▶ **DATA SUPPLIED**
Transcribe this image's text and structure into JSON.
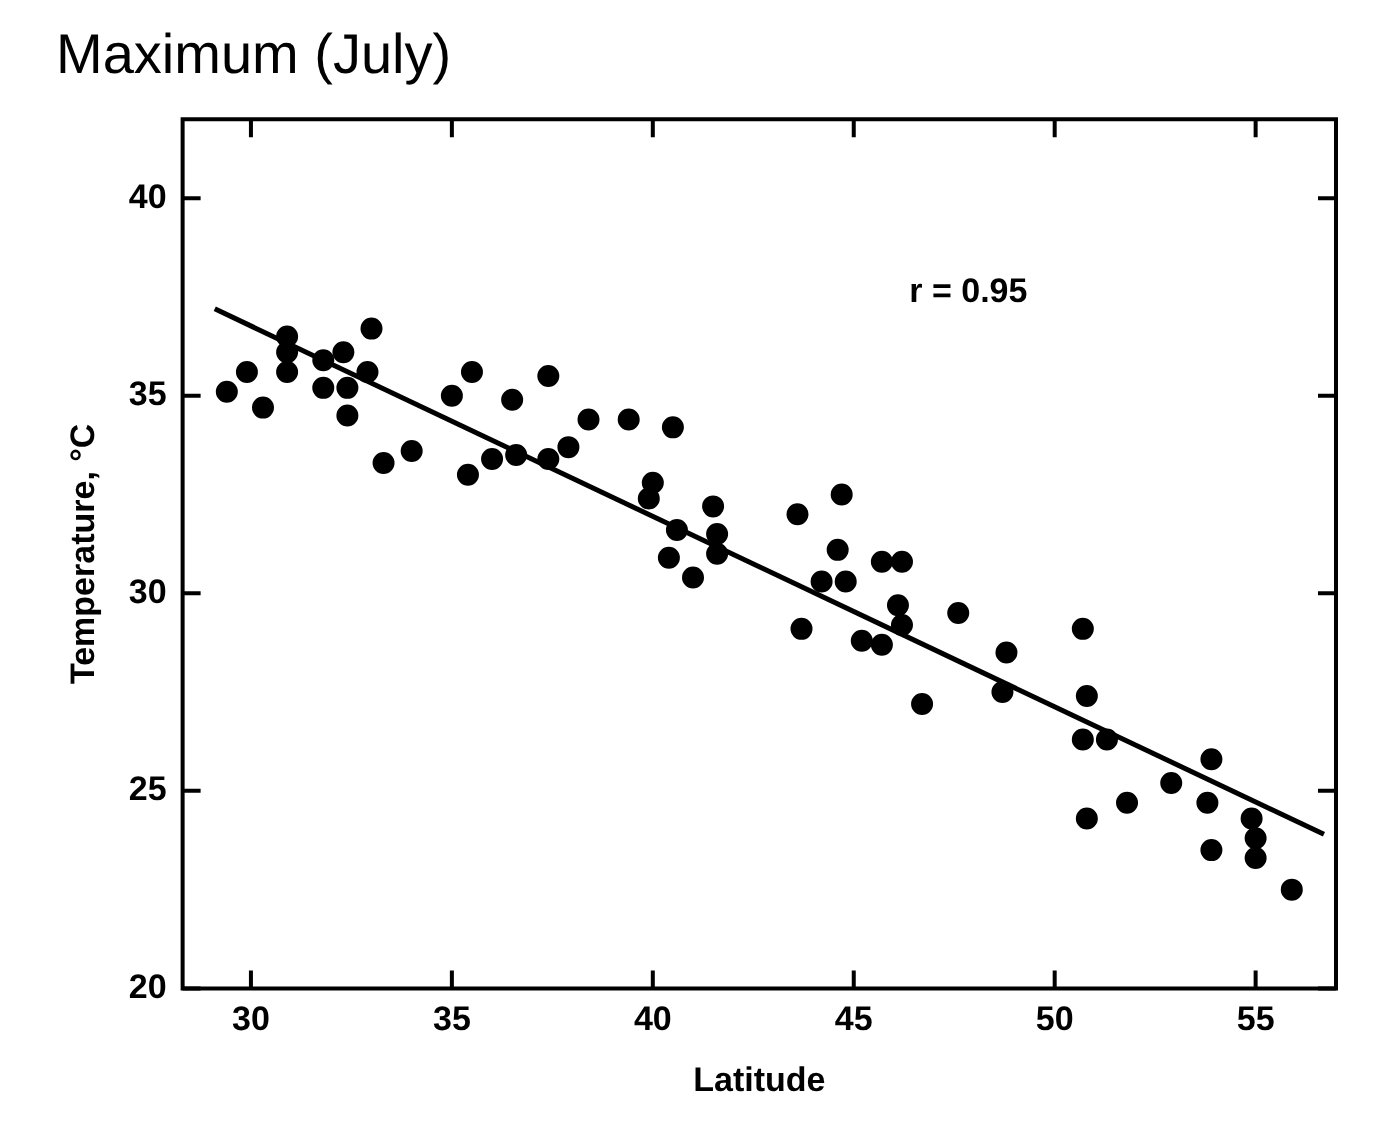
{
  "chart_data": {
    "type": "scatter",
    "title": "Maximum (July)",
    "xlabel": "Latitude",
    "ylabel": "Temperature, °C",
    "xlim": [
      28.3,
      57
    ],
    "ylim": [
      20,
      42
    ],
    "xticks": [
      30,
      35,
      40,
      45,
      50,
      55
    ],
    "yticks": [
      20,
      25,
      30,
      35,
      40
    ],
    "grid": false,
    "legend": false,
    "annotations": [
      "r = 0.95"
    ],
    "series": [
      {
        "type": "scatter",
        "marker": "circle",
        "color": "#000000",
        "x": [
          29.4,
          29.9,
          30.3,
          30.9,
          30.9,
          30.9,
          31.8,
          31.8,
          32.3,
          32.4,
          32.4,
          33.0,
          32.9,
          33.3,
          34.0,
          35.0,
          35.5,
          35.4,
          36.0,
          36.5,
          36.6,
          37.4,
          37.4,
          37.9,
          38.4,
          39.4,
          40.5,
          40.0,
          39.9,
          40.6,
          41.5,
          41.6,
          41.6,
          40.4,
          41.0,
          43.6,
          44.7,
          44.6,
          44.8,
          44.2,
          43.7,
          45.7,
          46.2,
          46.1,
          46.2,
          45.2,
          45.7,
          46.7,
          47.6,
          48.8,
          48.7,
          50.7,
          50.8,
          50.7,
          51.3,
          50.8,
          51.8,
          52.9,
          53.9,
          53.8,
          53.9,
          54.9,
          55.0,
          55.0,
          55.9
        ],
        "values": [
          35.1,
          35.6,
          34.7,
          36.5,
          36.1,
          35.6,
          35.9,
          35.2,
          36.1,
          35.2,
          34.5,
          36.7,
          35.6,
          33.3,
          33.6,
          35.0,
          35.6,
          33.0,
          33.4,
          34.9,
          33.5,
          35.5,
          33.4,
          33.7,
          34.4,
          34.4,
          34.2,
          32.8,
          32.4,
          31.6,
          32.2,
          31.5,
          31.0,
          30.9,
          30.4,
          32.0,
          32.5,
          31.1,
          30.3,
          30.3,
          29.1,
          30.8,
          30.8,
          29.7,
          29.2,
          28.8,
          28.7,
          27.2,
          29.5,
          28.5,
          27.5,
          29.1,
          27.4,
          26.3,
          26.3,
          24.3,
          24.7,
          25.2,
          25.8,
          24.7,
          23.5,
          24.3,
          23.8,
          23.3,
          22.5
        ]
      },
      {
        "type": "line",
        "color": "#000000",
        "x": [
          29.1,
          56.7
        ],
        "values": [
          37.2,
          23.9
        ]
      }
    ]
  }
}
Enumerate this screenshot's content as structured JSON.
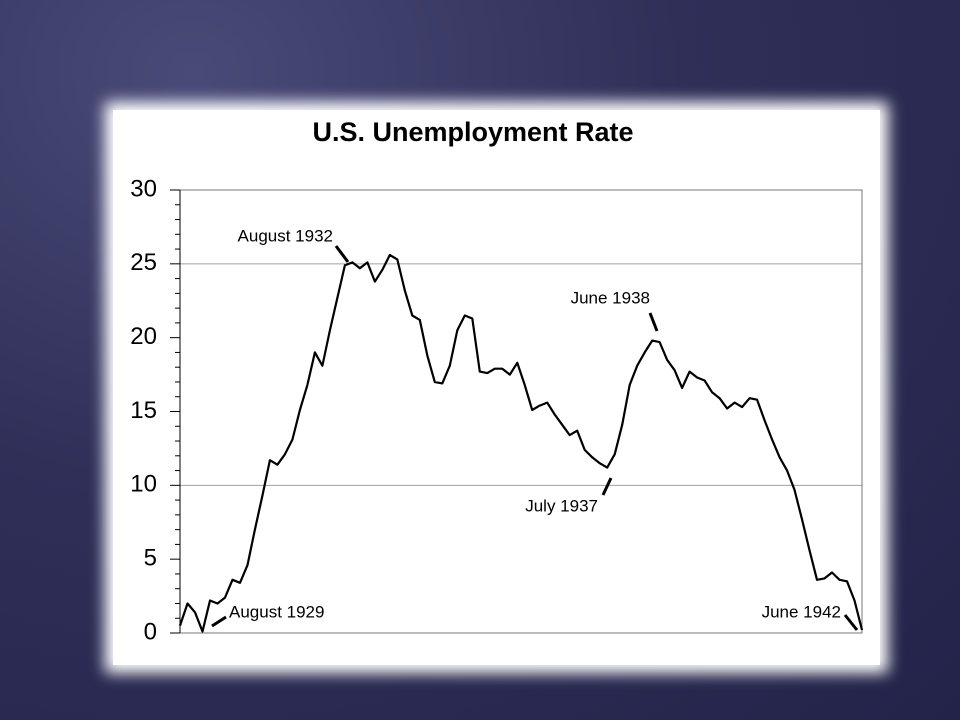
{
  "chart_data": {
    "type": "line",
    "title": "U.S. Unemployment Rate",
    "categories": [
      null,
      null,
      null,
      null,
      null,
      null,
      null,
      null,
      null,
      null,
      null,
      null,
      null,
      null,
      null,
      null,
      null,
      null,
      null,
      null,
      null,
      null,
      null,
      null,
      null,
      null,
      null,
      null,
      null,
      null,
      null,
      null,
      null,
      null,
      null,
      null,
      null,
      null,
      null,
      null,
      null,
      null,
      null,
      null,
      null,
      null,
      null,
      null,
      null,
      null,
      null,
      null,
      null,
      null,
      null,
      null,
      null,
      null,
      null,
      null,
      null,
      null,
      null,
      null,
      null,
      null,
      null,
      null,
      null,
      null,
      null,
      null,
      null,
      null,
      null,
      null,
      null,
      null,
      null,
      null,
      null,
      null,
      null,
      null,
      null,
      null,
      null,
      null,
      null,
      null,
      null,
      null
    ],
    "values": [
      0.5,
      2.0,
      1.4,
      0.1,
      2.2,
      2.0,
      2.4,
      3.6,
      3.4,
      4.6,
      7.0,
      9.3,
      11.7,
      11.4,
      12.1,
      13.1,
      15.1,
      16.8,
      19.0,
      18.1,
      20.5,
      22.7,
      24.9,
      25.1,
      24.7,
      25.1,
      23.8,
      24.6,
      25.6,
      25.3,
      23.2,
      21.5,
      21.2,
      18.8,
      17.0,
      16.9,
      18.1,
      20.5,
      21.5,
      21.3,
      17.7,
      17.6,
      17.9,
      17.9,
      17.5,
      18.3,
      16.8,
      15.1,
      15.4,
      15.6,
      14.8,
      14.1,
      13.4,
      13.7,
      12.4,
      11.9,
      11.5,
      11.2,
      12.1,
      14.1,
      16.8,
      18.1,
      19.0,
      19.8,
      19.7,
      18.5,
      17.8,
      16.6,
      17.7,
      17.3,
      17.1,
      16.3,
      15.9,
      15.2,
      15.6,
      15.3,
      15.9,
      15.8,
      14.4,
      13.1,
      11.9,
      11.0,
      9.7,
      7.7,
      5.6,
      3.6,
      3.7,
      4.1,
      3.6,
      3.5,
      2.2,
      0.2
    ],
    "color": "#000000",
    "ylim": [
      0,
      30
    ],
    "yticks": [
      0,
      5,
      10,
      15,
      20,
      25,
      30
    ],
    "grid_lines": [
      10,
      25
    ],
    "annotations": [
      "August 1929",
      "August 1932",
      "July 1937",
      "June 1938",
      "June 1942"
    ]
  }
}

▶ **WHAT TO DO**
Which lines contain "title"? Show each of them.

▶ **TASK RESULT**
    "title": "Maximum (July)",
    "title": "U.S. Unemployment Rate",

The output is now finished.